**Directive:** Your task is to copy each line that has the word "zijn".

Collected data:
----
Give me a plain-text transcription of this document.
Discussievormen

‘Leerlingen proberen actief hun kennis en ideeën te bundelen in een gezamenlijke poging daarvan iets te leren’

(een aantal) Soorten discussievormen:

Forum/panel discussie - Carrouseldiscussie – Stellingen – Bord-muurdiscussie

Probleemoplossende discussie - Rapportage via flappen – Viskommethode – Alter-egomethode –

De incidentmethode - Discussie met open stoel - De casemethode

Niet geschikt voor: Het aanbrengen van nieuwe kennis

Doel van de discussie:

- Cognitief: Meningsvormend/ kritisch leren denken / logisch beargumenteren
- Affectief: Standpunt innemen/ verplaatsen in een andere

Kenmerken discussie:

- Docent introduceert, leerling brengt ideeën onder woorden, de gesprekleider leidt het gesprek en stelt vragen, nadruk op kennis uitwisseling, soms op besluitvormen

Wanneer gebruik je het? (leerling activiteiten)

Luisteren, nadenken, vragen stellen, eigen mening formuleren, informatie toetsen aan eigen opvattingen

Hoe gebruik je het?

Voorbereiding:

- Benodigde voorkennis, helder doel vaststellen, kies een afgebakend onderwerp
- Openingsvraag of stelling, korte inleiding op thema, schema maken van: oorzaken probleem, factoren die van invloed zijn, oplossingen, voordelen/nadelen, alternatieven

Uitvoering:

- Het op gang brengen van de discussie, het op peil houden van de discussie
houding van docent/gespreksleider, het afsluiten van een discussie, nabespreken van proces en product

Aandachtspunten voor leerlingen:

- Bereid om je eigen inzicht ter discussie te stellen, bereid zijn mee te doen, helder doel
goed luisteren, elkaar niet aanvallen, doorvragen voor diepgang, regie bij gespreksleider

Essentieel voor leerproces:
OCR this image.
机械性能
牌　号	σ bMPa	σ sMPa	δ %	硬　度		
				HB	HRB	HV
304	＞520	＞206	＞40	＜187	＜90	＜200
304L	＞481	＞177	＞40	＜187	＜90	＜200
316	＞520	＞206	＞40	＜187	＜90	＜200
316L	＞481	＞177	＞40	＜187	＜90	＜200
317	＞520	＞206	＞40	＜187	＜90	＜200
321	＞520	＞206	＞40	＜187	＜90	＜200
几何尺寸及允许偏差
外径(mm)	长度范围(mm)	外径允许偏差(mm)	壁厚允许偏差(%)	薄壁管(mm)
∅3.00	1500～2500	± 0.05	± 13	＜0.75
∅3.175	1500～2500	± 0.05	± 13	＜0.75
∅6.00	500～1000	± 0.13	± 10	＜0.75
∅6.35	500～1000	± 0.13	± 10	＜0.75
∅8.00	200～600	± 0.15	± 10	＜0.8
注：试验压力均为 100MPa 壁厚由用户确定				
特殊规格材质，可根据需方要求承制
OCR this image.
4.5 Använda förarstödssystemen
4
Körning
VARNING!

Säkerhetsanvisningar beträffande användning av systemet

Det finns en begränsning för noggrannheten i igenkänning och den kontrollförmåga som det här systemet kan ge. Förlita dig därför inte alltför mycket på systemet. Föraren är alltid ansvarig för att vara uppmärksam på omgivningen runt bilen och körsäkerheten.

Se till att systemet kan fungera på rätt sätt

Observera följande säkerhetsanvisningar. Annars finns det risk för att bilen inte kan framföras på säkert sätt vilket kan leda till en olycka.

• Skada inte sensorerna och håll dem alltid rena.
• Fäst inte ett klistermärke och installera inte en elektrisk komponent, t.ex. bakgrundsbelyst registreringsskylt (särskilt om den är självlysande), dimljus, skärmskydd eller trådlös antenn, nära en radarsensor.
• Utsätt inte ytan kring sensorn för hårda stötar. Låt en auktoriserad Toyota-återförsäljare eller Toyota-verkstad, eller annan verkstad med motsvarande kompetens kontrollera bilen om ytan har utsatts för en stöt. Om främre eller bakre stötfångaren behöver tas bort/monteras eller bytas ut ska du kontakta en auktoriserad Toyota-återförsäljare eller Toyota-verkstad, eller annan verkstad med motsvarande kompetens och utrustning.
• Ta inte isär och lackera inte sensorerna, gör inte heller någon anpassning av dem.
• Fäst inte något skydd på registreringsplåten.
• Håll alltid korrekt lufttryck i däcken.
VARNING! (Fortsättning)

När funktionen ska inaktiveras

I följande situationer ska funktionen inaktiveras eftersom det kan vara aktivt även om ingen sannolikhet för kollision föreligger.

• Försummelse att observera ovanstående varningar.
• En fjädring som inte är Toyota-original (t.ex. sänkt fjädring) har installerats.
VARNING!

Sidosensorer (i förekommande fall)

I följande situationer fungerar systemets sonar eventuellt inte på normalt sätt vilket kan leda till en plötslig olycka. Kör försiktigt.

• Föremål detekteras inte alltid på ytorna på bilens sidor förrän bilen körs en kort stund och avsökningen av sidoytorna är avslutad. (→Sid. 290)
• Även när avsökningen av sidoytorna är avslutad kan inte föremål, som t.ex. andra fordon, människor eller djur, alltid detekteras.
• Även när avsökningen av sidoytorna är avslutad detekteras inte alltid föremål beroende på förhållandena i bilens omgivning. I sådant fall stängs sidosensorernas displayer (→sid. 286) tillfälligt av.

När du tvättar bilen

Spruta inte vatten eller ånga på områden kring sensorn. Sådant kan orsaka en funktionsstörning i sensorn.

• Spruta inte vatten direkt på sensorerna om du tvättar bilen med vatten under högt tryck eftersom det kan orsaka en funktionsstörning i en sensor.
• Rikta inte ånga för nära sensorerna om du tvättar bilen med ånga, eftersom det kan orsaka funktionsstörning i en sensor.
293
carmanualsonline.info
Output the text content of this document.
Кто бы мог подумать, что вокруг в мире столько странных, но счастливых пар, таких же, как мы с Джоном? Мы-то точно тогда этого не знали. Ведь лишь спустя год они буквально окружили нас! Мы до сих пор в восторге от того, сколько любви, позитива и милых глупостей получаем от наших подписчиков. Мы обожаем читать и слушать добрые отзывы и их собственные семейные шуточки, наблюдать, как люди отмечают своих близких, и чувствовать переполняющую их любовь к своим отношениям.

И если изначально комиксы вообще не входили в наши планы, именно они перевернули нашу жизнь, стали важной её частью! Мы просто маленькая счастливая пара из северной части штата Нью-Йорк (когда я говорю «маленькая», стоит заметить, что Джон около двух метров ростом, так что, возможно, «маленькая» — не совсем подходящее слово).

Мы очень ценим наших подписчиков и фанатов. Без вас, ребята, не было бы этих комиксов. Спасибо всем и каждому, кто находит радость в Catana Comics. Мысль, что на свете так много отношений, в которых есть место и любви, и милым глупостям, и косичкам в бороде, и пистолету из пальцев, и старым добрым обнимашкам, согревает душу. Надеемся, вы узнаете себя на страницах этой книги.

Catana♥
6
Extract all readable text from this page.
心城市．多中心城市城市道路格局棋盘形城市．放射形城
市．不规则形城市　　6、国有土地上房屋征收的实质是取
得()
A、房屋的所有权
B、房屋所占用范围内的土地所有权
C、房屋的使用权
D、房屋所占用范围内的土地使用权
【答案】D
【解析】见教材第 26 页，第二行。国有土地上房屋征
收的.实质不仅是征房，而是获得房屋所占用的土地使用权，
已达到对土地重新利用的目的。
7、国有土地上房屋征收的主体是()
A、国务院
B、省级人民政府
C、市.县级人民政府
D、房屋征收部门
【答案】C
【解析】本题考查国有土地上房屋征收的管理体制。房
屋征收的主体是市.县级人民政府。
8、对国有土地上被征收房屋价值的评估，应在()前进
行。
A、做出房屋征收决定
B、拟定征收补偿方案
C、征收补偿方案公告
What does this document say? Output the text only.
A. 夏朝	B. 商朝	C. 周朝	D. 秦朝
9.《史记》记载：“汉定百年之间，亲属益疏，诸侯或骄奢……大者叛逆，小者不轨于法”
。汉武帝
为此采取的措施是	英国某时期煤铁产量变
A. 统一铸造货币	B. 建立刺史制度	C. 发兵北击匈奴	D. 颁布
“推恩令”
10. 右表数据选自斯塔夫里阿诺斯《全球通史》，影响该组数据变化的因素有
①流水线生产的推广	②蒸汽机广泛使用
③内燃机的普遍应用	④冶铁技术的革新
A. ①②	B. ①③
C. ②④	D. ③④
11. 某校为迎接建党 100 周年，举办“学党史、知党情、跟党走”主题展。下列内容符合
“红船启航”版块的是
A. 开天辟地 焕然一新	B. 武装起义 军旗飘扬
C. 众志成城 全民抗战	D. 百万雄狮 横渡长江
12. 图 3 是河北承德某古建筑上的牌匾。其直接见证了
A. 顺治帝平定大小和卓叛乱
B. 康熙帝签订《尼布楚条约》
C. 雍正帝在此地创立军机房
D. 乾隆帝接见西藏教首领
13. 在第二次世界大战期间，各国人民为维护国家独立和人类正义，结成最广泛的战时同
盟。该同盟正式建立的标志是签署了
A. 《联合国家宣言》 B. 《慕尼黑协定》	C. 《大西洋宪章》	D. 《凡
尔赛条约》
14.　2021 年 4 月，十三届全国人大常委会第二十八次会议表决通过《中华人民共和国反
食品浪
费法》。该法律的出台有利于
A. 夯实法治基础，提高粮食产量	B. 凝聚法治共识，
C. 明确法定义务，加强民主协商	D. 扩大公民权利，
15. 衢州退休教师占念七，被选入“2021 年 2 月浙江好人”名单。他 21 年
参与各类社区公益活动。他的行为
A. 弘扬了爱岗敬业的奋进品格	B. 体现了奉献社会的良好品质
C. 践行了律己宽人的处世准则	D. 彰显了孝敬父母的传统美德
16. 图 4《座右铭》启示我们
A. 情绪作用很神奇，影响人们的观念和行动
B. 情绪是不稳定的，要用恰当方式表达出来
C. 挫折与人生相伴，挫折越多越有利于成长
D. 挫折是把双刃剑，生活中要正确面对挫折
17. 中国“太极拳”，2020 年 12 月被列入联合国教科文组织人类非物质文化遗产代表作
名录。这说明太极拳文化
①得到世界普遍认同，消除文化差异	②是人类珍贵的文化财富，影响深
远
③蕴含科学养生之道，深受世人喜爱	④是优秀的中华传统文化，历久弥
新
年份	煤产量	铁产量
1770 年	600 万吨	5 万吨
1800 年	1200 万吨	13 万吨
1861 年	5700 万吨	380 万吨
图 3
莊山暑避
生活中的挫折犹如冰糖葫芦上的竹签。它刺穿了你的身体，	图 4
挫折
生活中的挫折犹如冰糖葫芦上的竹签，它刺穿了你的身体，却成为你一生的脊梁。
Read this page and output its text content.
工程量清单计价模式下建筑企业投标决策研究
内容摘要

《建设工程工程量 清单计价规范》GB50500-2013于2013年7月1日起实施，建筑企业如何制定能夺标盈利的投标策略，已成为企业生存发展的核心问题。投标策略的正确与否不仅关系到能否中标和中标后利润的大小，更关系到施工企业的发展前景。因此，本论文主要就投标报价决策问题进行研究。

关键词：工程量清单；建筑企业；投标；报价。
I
----
**Solution to the problem:**
- Openingsvraag of stelling, korte inleiding op thema, schema maken van: oorzaken probleem, factoren die van invloed zijn, oplossingen, voordelen/nadelen, alternatieven
- Bereid om je eigen inzicht ter discussie te stellen, bereid zijn mee te doen, helder doel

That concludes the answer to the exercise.